Input rows:
---

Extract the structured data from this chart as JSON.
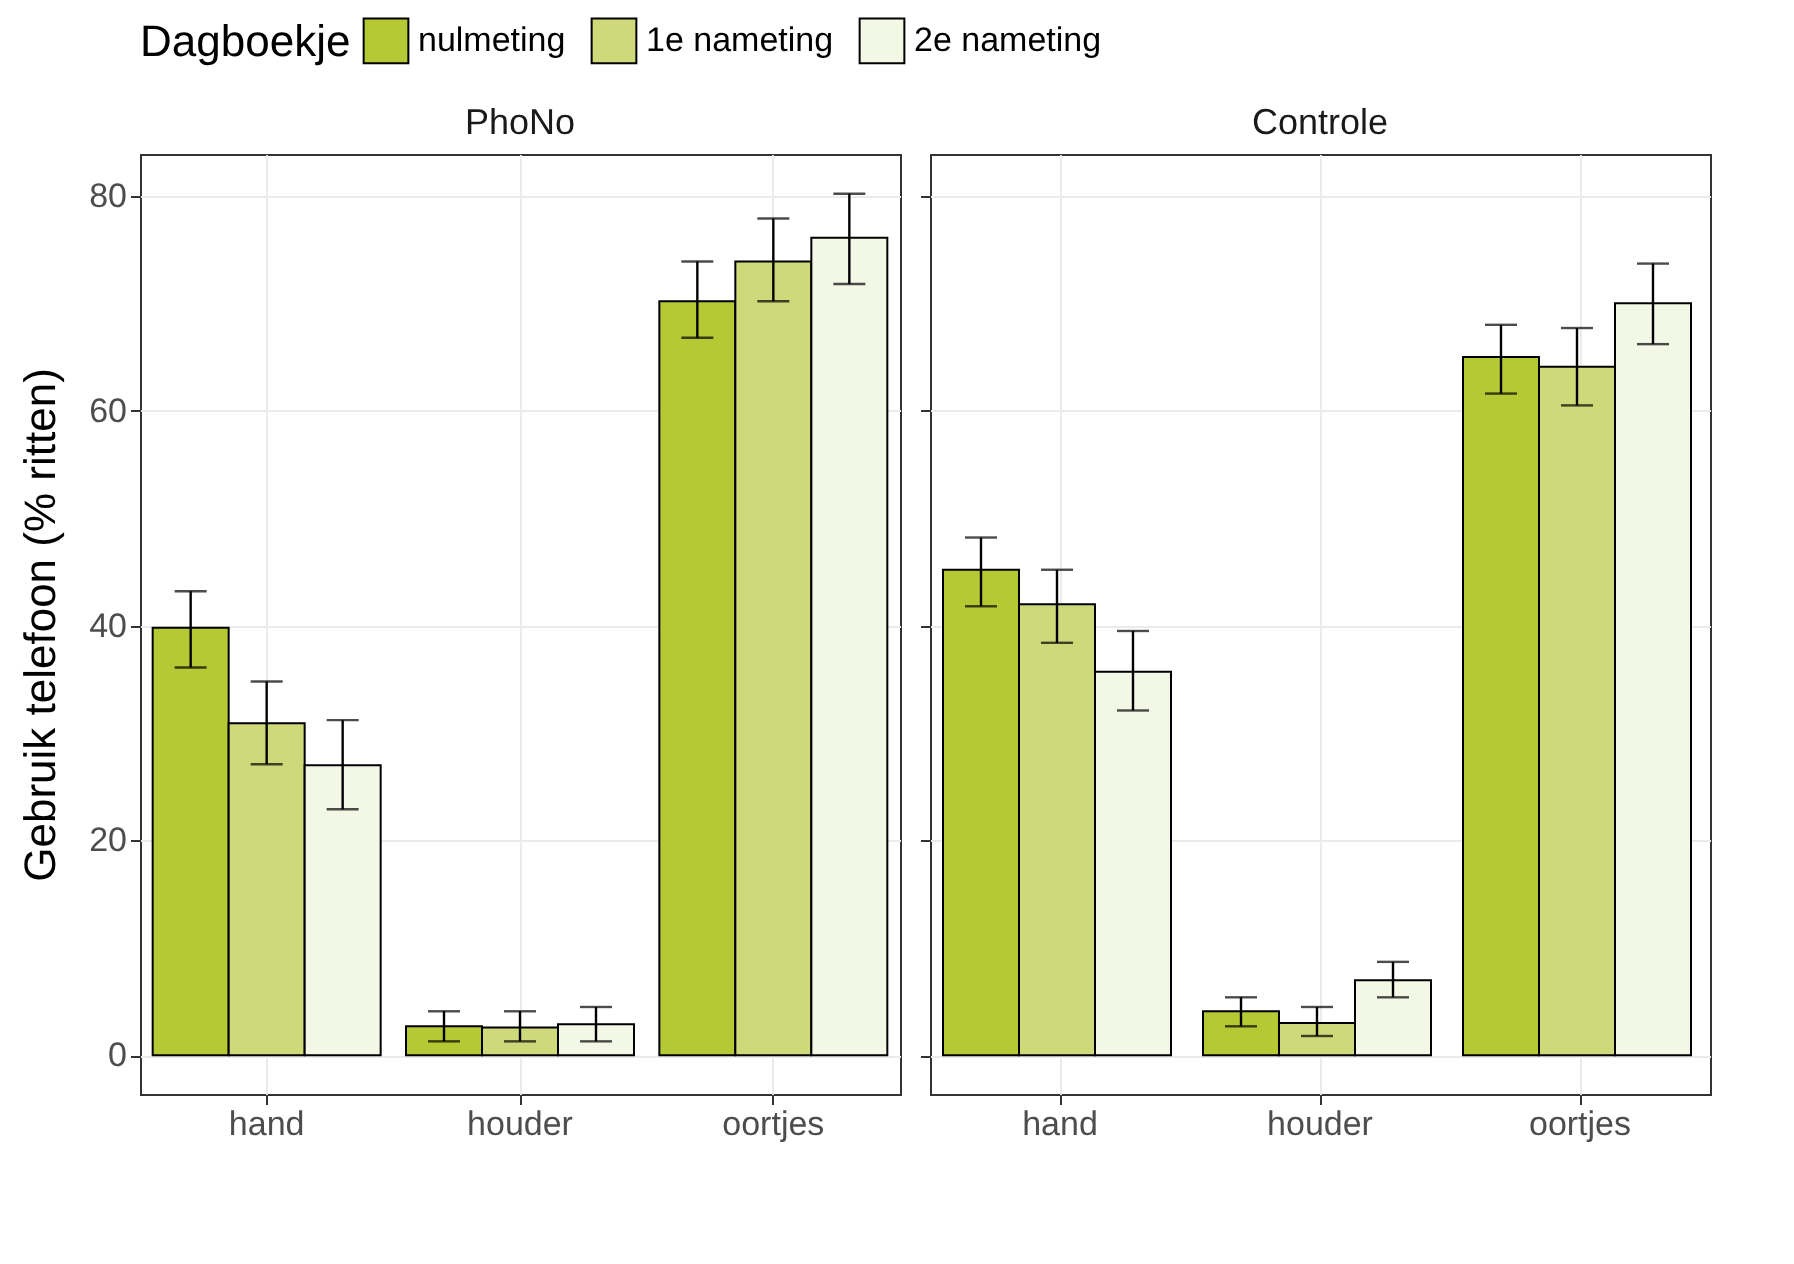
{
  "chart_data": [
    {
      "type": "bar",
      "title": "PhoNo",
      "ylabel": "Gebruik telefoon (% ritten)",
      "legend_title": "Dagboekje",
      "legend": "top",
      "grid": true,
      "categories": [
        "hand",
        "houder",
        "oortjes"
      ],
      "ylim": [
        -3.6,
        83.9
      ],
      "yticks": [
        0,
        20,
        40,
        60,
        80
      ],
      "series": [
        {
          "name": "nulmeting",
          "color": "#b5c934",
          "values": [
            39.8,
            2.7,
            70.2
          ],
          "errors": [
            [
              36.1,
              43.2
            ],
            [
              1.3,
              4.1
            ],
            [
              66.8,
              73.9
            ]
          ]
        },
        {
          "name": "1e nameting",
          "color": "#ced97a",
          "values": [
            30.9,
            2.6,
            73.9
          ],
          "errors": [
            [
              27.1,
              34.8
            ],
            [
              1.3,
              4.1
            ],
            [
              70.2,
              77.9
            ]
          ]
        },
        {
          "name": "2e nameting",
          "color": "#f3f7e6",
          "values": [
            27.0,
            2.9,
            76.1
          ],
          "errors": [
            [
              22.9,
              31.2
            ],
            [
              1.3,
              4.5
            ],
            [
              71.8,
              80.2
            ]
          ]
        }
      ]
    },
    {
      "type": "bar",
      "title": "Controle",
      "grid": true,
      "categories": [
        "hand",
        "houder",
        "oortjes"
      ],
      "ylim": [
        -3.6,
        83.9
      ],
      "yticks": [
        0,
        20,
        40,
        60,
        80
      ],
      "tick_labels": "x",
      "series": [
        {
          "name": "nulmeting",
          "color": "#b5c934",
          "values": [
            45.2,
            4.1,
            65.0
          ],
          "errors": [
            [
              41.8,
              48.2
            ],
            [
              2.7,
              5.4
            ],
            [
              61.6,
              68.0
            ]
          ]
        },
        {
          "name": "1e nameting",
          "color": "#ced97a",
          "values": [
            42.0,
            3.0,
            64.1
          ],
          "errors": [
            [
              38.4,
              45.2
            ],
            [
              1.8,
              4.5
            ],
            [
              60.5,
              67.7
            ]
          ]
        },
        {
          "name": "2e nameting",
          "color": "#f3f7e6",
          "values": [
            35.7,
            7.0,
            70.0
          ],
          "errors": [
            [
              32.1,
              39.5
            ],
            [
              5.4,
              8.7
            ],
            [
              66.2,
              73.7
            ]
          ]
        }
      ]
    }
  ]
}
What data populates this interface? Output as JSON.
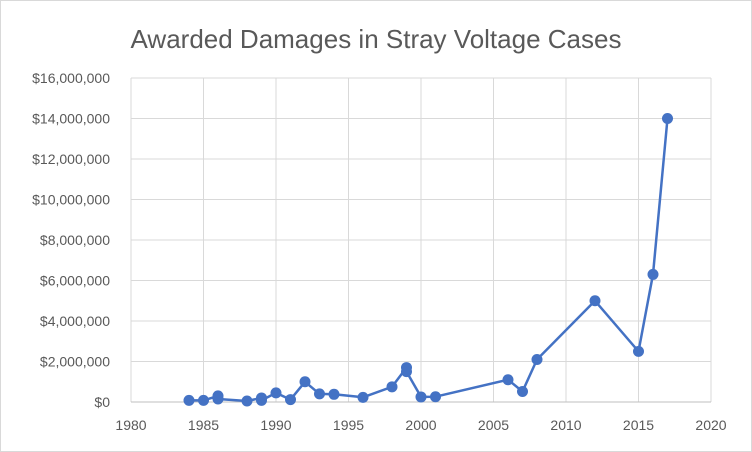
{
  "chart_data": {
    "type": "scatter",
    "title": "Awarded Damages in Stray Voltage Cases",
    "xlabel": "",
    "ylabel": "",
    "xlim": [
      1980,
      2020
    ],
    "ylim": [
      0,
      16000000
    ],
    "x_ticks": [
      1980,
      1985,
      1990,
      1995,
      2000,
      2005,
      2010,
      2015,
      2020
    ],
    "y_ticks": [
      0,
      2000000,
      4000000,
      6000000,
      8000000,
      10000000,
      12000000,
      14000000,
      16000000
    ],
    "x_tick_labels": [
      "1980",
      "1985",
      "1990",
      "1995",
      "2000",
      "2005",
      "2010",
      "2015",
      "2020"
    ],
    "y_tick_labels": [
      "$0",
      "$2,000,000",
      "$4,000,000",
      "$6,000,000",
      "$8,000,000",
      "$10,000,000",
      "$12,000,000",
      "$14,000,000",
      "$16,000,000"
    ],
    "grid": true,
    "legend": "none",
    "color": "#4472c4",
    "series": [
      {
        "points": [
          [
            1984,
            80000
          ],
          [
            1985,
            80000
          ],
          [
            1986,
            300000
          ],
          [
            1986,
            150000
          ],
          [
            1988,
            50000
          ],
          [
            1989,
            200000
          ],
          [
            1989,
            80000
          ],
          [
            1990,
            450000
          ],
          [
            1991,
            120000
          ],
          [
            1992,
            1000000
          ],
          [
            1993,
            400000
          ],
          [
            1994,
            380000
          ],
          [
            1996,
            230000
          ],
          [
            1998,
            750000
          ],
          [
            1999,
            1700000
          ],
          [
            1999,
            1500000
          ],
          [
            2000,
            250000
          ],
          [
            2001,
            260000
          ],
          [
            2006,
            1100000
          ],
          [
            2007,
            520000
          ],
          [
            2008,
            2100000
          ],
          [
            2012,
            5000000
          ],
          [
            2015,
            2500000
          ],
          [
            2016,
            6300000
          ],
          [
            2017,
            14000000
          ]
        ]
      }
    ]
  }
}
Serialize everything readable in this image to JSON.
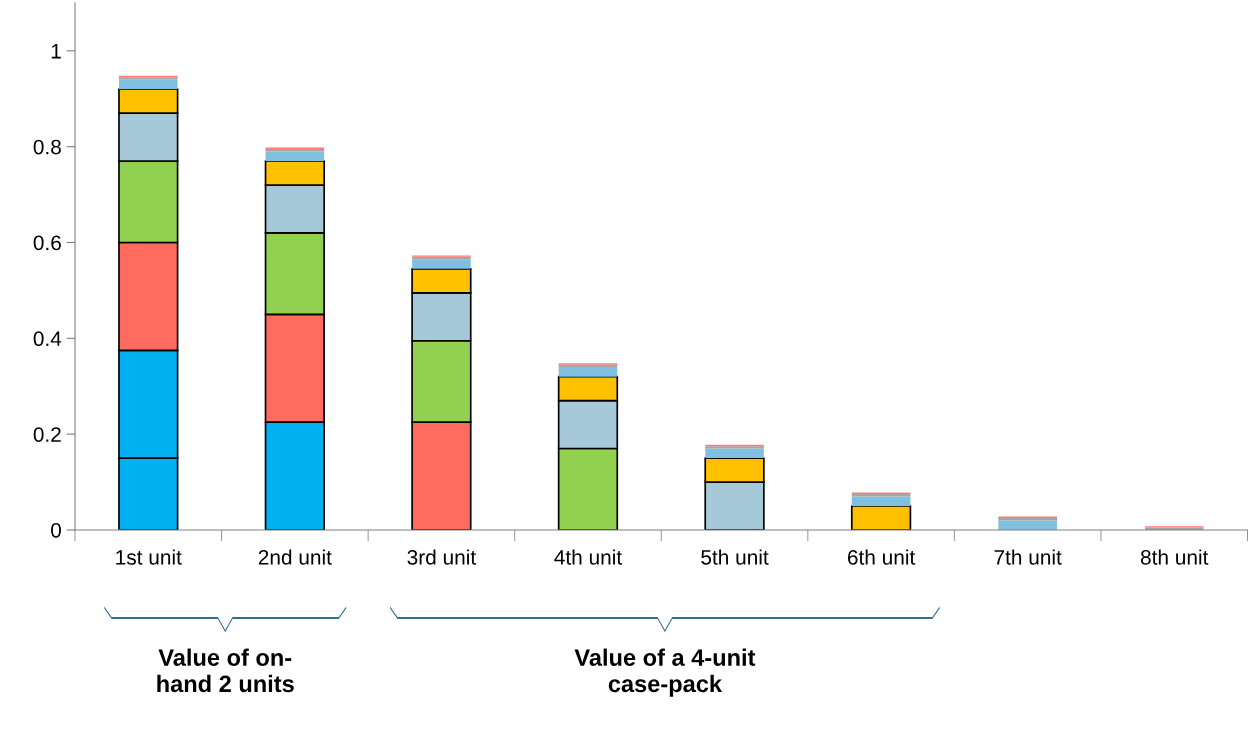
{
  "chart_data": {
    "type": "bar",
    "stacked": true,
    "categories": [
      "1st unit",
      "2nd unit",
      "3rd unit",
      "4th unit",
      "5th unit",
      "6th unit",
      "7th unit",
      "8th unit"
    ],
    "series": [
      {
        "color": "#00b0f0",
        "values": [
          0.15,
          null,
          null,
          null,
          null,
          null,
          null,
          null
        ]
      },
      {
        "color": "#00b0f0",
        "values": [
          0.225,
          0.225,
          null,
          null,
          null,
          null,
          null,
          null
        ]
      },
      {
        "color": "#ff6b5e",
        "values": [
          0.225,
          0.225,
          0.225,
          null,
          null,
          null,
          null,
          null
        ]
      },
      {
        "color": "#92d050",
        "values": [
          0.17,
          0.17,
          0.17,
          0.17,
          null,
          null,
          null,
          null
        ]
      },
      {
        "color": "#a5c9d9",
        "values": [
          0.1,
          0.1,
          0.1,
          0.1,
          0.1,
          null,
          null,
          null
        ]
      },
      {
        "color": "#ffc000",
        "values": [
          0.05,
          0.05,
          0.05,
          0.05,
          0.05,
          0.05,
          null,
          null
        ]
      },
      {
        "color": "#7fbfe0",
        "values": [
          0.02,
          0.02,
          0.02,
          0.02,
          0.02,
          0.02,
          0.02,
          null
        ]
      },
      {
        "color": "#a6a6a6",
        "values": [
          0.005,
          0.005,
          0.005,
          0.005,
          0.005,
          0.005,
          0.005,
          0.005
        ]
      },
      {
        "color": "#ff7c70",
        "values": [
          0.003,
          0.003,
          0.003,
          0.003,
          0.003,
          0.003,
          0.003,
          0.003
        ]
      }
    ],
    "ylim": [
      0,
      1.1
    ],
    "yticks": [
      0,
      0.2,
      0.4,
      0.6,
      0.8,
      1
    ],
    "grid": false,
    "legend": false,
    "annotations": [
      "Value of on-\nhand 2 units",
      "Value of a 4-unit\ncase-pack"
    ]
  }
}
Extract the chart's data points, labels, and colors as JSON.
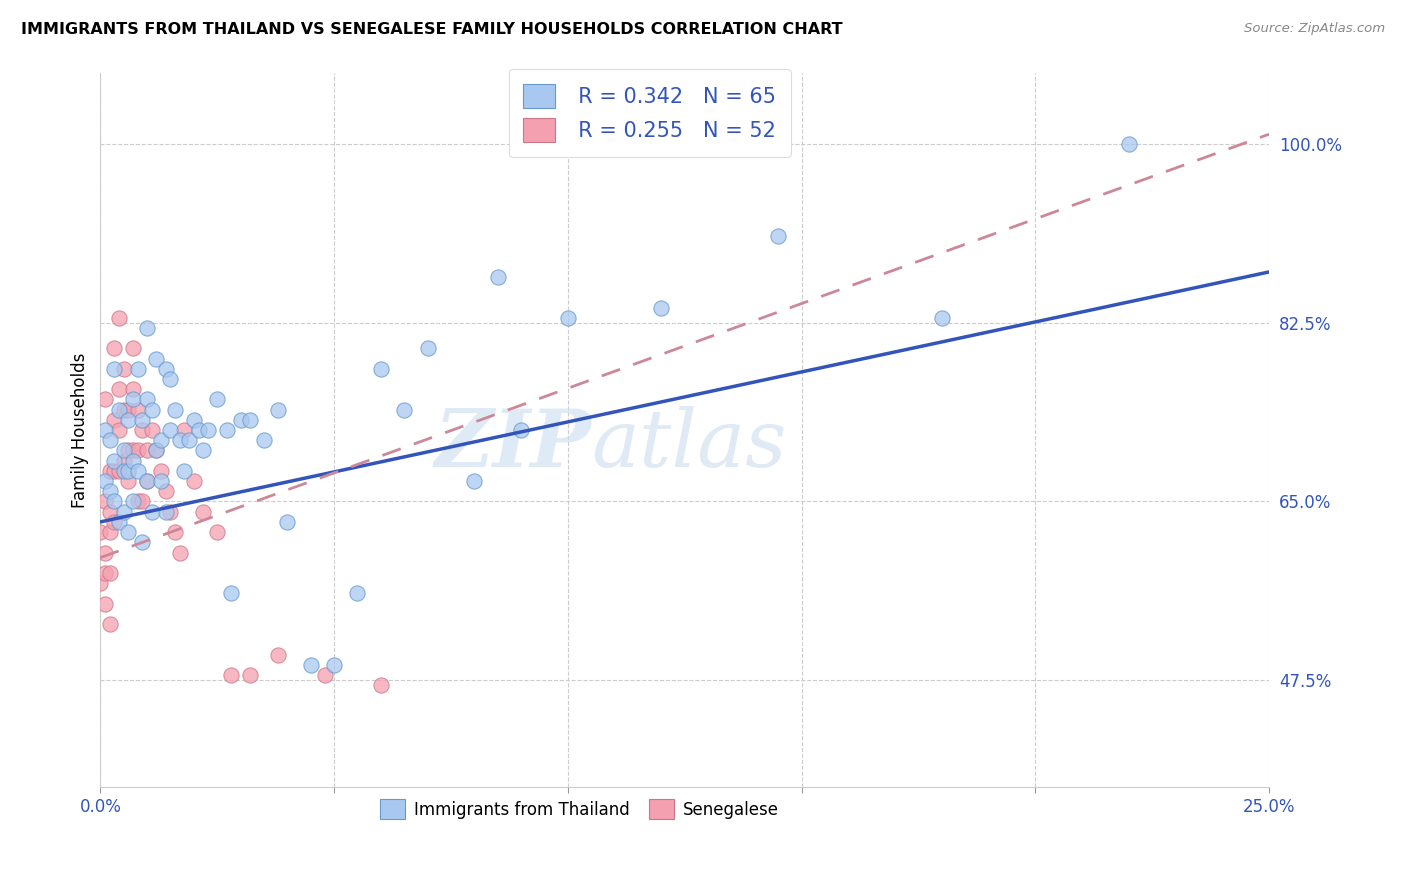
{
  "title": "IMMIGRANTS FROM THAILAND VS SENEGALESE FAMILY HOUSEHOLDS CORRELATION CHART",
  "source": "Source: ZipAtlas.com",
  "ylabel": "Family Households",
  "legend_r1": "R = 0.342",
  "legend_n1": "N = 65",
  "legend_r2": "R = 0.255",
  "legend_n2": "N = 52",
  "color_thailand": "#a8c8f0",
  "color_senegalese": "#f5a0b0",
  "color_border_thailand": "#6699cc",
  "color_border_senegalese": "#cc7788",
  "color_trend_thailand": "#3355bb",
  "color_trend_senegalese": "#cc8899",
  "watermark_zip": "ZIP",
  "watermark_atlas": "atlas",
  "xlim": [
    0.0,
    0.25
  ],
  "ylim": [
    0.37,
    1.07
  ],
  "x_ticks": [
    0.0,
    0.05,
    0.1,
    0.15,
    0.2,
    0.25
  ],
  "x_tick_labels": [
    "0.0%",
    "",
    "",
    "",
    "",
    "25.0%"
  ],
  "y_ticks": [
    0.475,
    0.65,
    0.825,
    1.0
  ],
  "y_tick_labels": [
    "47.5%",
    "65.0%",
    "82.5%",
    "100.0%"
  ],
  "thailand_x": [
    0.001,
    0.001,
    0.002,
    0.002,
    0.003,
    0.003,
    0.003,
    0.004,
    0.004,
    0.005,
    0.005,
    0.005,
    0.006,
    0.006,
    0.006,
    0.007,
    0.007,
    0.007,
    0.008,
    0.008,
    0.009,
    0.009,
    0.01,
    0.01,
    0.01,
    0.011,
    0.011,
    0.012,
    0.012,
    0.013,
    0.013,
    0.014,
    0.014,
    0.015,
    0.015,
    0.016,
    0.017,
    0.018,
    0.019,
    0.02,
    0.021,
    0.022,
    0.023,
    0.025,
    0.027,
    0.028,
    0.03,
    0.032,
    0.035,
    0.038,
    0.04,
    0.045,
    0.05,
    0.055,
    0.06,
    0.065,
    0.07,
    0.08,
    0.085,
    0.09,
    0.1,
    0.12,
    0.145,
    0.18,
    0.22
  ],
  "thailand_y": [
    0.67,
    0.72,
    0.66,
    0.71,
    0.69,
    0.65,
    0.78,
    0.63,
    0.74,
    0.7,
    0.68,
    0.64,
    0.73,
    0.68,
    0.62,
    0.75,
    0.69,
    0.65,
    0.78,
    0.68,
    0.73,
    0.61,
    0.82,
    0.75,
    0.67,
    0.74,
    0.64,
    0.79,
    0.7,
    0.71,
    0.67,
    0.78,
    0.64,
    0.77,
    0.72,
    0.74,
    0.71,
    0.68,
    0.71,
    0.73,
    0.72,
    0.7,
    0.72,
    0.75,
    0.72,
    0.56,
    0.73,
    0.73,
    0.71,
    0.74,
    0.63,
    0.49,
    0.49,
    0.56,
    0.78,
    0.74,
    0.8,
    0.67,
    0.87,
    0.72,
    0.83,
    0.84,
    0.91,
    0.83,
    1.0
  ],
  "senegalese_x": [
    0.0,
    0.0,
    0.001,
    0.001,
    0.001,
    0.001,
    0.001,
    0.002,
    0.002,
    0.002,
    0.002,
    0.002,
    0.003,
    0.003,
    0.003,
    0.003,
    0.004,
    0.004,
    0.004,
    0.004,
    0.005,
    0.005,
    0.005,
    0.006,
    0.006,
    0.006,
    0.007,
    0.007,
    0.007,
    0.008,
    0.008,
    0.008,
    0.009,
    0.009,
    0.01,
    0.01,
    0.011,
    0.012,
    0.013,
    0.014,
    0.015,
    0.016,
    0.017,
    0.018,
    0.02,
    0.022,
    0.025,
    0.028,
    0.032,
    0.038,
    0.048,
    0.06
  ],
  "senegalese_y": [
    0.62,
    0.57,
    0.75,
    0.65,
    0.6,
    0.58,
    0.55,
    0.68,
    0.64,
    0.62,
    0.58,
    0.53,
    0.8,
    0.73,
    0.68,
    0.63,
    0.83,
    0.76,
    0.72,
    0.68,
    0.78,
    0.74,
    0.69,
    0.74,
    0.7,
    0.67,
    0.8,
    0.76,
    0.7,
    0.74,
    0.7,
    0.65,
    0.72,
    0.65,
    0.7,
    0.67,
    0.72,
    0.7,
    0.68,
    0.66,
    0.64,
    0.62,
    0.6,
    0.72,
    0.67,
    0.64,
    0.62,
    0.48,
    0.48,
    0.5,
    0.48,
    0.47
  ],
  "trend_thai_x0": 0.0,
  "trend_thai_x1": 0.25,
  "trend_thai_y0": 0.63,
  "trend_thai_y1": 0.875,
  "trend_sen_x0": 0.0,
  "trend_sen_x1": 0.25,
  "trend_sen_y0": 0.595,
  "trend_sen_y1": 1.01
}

---

Exercise aim:
Which lines include "Extract"? Copy each of them out.

Full output:
Extract the structured data from this chart as JSON.
Extract the chart's data points, labels, and colors as JSON.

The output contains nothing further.